__SUPPLIED DATA__:
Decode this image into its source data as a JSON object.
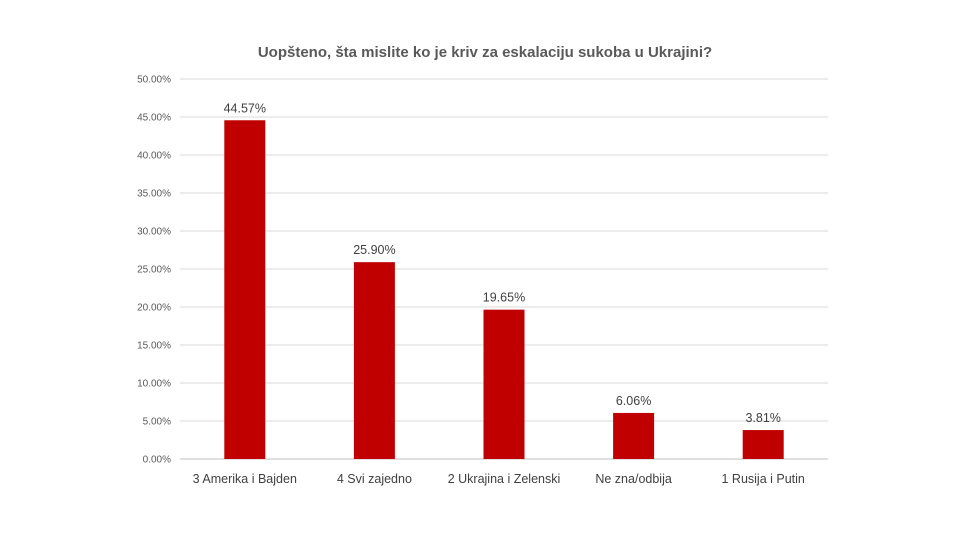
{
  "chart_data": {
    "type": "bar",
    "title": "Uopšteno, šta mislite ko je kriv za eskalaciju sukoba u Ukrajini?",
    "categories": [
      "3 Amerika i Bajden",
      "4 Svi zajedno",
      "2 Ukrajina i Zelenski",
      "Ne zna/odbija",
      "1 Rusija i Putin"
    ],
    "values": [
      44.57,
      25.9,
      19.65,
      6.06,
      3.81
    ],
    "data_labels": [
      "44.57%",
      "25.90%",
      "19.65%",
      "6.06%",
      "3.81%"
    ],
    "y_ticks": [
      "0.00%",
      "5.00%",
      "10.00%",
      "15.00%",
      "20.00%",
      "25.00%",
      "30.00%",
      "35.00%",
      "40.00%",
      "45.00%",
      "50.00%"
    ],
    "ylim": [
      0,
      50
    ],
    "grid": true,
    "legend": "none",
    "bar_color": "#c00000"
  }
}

---

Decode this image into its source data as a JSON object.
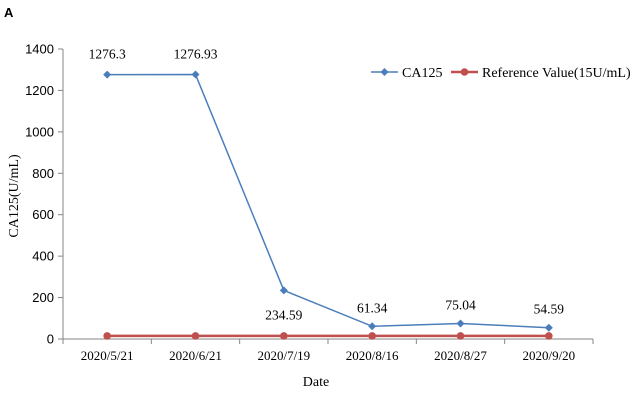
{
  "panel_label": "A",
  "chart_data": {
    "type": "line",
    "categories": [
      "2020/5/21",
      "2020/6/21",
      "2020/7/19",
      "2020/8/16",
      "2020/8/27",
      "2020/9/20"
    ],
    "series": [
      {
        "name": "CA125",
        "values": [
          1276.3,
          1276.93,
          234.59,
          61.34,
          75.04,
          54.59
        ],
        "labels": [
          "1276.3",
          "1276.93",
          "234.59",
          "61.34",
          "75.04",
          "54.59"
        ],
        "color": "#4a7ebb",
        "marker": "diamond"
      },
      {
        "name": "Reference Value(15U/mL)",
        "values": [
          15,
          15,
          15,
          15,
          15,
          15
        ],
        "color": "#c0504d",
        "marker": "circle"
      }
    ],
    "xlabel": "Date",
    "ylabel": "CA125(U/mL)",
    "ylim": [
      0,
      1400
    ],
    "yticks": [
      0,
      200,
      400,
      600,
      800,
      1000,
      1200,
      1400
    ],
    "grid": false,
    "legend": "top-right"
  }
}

--

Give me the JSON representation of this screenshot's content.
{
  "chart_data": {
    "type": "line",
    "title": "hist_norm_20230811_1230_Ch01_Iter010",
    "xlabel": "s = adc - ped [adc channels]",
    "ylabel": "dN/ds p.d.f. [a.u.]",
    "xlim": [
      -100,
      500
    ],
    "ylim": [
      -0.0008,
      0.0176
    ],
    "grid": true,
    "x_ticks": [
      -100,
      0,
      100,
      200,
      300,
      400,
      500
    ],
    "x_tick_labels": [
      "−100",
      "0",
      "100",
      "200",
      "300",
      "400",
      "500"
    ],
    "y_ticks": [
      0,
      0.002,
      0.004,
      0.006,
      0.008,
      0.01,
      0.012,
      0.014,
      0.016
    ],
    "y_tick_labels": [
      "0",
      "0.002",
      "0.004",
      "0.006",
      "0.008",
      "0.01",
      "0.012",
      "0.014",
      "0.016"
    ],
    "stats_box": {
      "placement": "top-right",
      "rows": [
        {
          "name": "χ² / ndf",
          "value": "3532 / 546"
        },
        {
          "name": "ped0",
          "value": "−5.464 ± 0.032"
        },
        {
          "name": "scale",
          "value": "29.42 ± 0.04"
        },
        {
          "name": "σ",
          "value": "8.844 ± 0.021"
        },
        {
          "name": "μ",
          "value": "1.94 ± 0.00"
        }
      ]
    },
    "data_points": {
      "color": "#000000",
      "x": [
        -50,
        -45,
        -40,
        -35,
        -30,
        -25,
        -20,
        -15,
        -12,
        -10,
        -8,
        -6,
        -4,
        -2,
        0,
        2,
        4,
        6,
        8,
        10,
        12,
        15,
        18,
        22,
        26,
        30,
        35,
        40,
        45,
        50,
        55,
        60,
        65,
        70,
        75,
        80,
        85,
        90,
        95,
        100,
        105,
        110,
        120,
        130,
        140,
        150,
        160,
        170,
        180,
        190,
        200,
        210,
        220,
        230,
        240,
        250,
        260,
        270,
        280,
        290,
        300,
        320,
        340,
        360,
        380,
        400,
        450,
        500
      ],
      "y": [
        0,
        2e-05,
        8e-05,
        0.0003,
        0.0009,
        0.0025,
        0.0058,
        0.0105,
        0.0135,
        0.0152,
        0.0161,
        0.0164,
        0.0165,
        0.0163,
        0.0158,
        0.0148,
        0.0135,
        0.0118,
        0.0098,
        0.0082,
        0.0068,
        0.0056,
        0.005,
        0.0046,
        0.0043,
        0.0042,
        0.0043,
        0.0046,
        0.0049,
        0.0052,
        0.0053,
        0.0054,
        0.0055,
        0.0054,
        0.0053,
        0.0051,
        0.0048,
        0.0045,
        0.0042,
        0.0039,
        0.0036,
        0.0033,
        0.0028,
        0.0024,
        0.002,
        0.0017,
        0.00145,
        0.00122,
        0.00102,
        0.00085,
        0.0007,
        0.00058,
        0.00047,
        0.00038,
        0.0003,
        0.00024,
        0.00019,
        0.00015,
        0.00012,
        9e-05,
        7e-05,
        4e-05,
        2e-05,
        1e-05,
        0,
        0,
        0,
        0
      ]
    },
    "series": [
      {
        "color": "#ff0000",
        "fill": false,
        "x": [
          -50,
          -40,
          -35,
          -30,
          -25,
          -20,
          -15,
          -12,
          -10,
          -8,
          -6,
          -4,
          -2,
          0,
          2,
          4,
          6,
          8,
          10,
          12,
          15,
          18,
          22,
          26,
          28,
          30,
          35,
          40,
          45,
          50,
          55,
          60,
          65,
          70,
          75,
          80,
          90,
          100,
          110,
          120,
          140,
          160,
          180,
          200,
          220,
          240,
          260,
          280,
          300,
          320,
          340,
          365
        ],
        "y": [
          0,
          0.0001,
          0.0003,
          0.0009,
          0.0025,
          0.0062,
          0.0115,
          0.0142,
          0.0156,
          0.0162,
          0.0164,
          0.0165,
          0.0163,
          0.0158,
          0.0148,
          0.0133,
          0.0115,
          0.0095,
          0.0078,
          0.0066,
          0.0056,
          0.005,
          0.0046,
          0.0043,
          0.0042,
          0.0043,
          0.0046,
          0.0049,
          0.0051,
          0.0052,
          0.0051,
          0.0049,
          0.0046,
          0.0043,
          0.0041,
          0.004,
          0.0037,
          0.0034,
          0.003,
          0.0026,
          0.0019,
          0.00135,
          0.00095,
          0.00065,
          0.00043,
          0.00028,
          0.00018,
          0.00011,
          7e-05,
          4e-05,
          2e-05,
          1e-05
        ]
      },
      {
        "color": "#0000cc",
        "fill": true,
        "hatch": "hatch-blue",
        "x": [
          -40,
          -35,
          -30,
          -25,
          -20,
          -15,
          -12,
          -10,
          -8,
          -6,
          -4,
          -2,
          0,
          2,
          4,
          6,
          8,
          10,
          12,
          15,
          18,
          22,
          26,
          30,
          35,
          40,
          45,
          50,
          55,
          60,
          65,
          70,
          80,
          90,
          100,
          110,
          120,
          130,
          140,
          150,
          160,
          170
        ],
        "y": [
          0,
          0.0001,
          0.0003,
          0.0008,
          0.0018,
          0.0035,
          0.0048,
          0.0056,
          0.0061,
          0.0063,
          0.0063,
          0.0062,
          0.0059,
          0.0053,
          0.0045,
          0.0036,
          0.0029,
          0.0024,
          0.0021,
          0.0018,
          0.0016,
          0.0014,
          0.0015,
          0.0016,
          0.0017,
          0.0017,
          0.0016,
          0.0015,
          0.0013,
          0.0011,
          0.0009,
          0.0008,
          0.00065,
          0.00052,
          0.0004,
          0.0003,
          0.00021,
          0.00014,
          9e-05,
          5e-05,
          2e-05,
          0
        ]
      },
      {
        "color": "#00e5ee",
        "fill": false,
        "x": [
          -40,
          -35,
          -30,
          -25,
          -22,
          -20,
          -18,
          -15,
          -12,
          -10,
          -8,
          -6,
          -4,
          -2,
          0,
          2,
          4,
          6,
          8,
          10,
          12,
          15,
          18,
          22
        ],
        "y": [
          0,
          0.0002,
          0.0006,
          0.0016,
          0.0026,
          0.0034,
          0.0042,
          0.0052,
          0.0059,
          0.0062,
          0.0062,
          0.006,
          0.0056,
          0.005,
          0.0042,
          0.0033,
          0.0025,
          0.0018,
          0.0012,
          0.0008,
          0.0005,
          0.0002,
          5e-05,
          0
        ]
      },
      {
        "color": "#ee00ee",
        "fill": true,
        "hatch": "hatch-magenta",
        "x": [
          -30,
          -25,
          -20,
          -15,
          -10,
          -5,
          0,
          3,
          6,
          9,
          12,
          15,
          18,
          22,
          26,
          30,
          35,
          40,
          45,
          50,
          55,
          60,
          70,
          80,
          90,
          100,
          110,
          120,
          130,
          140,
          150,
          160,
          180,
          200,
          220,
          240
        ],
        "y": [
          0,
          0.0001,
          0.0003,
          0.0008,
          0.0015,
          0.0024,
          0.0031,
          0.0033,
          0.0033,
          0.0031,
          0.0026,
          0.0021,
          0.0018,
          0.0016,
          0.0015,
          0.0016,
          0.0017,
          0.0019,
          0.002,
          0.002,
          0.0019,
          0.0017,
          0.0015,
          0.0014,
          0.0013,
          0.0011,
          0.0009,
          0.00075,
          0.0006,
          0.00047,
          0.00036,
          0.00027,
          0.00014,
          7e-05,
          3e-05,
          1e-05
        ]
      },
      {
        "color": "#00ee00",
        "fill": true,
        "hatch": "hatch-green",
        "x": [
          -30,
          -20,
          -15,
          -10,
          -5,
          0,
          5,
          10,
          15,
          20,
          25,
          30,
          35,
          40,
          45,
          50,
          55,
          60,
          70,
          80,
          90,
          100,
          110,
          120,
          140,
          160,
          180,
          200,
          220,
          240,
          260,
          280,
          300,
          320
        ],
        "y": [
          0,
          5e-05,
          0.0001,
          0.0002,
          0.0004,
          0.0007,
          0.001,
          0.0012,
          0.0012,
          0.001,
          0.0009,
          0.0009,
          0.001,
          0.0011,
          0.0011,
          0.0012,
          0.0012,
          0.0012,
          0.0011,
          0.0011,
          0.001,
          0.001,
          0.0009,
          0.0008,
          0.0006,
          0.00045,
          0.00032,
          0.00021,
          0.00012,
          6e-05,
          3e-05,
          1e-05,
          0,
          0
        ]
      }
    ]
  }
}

__WHAT NEEDS TO BE DONE__:
Gather each line that holds "xlabel".

__COMPLETED EXERCISE__:
    "xlabel": "Date",
    "xlabel": "s = adc - ped [adc channels]",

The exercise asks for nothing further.